2. Juni 2014
Dieses kleine Radio der Firma Grundig, welches hauptsächlich als Zweitgerät für den Betrieb in der Küche Verwendung fand, war eine Antwort auf die erfolgreiche Philetta-Serie von Philips. Der Grundig 97 war sehr beliebt und wurde in großen Stückzahlen als kostengünstiges Massenprodukt gebaut. Der hier vorgestellte Grundig 97 S ist eine Variante für den schwedischen Markt und schaltungstechnisch mit dem Grundig 97 identisch. Es gibt in der schwedischen Variante offenbar nur ein paar Sicherungen mehr und die Beschriftung auf der Rückseite und auf dem Skalenglas ist selbstverständlich für den schwedischen Markt angepasst. Die Reparatur und Restaurierung bestand hauptsächlich aus den üblichen Kleinigkeiten, die in iher Summe allerdings recht zeitaufwändig waren.

VORLIEGENDES MATERIAL:
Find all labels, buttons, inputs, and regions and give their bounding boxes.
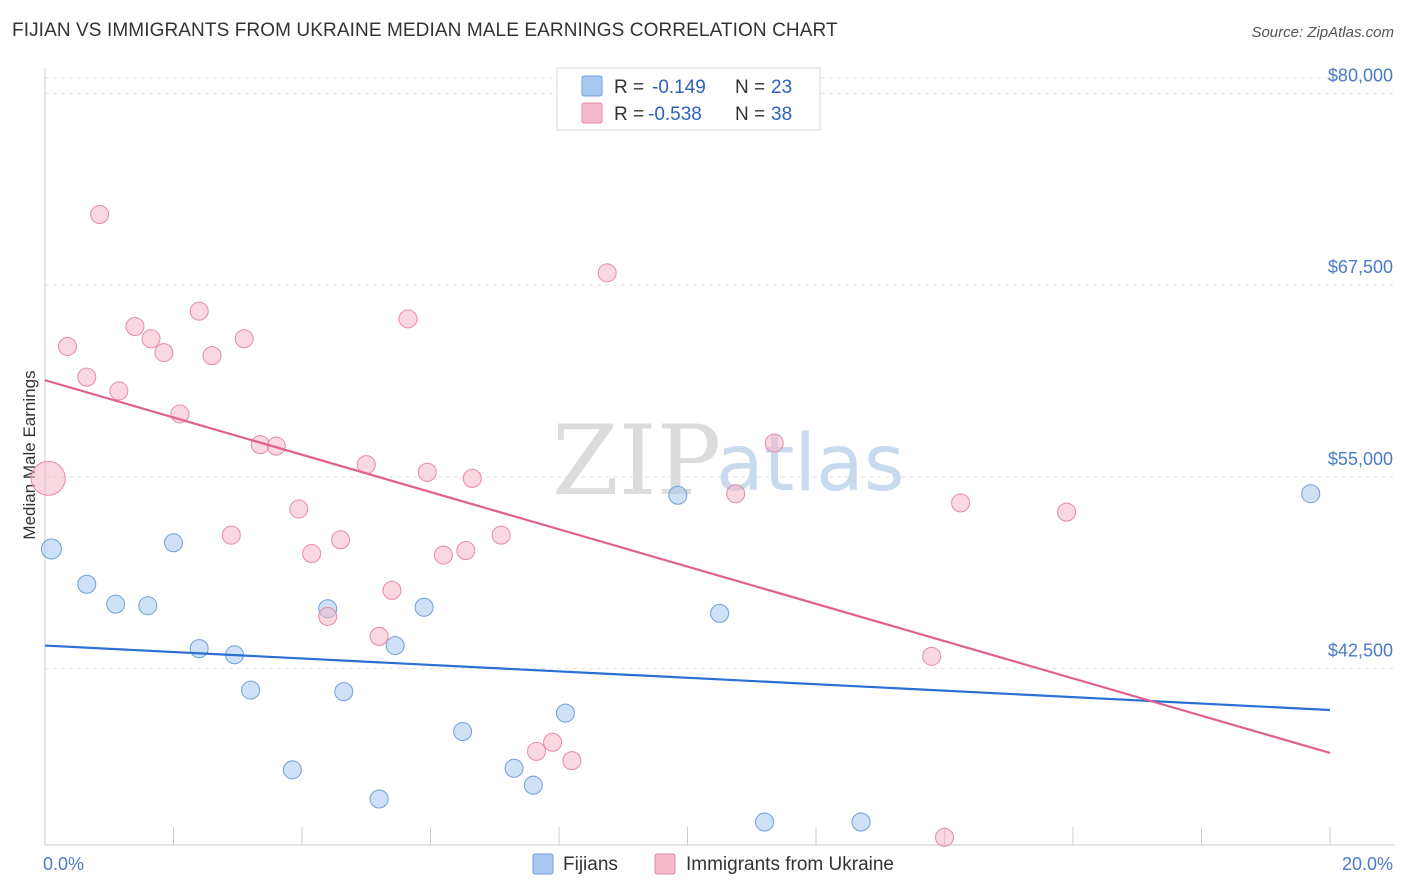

AUFGABE: Führe den Text über das Radio Grundig 97 S im Anschluss an seinen letzten Satz weiter.

ANTWORT:
Der Grundig 97 gehörte zu den teuersten kleinen Radios, welche Grundig im Sortiment hatte. Das Radio kann mit einem Netztrafo, Klangreglertasten und einem Magischen Auge aufwarten. Die Röhrenbestückung entsprach dem eines großen Radios für das Wohnzimmer: ECC85, ECH81, EF89, EABC80, EL84, EM84. Selbsverständlich konnte es neben LMK (Langwelle, Mittelwelle, Kurzwelle) auch UKW, welche erst 1955/1956 in Schweden eingeführt wurde. Die Netzgleichrichtung übernahm ein Selenbrückengleichrichter in Flachbauform. Der Listenpreis entsprach in etwa der einer Philitta von Philips.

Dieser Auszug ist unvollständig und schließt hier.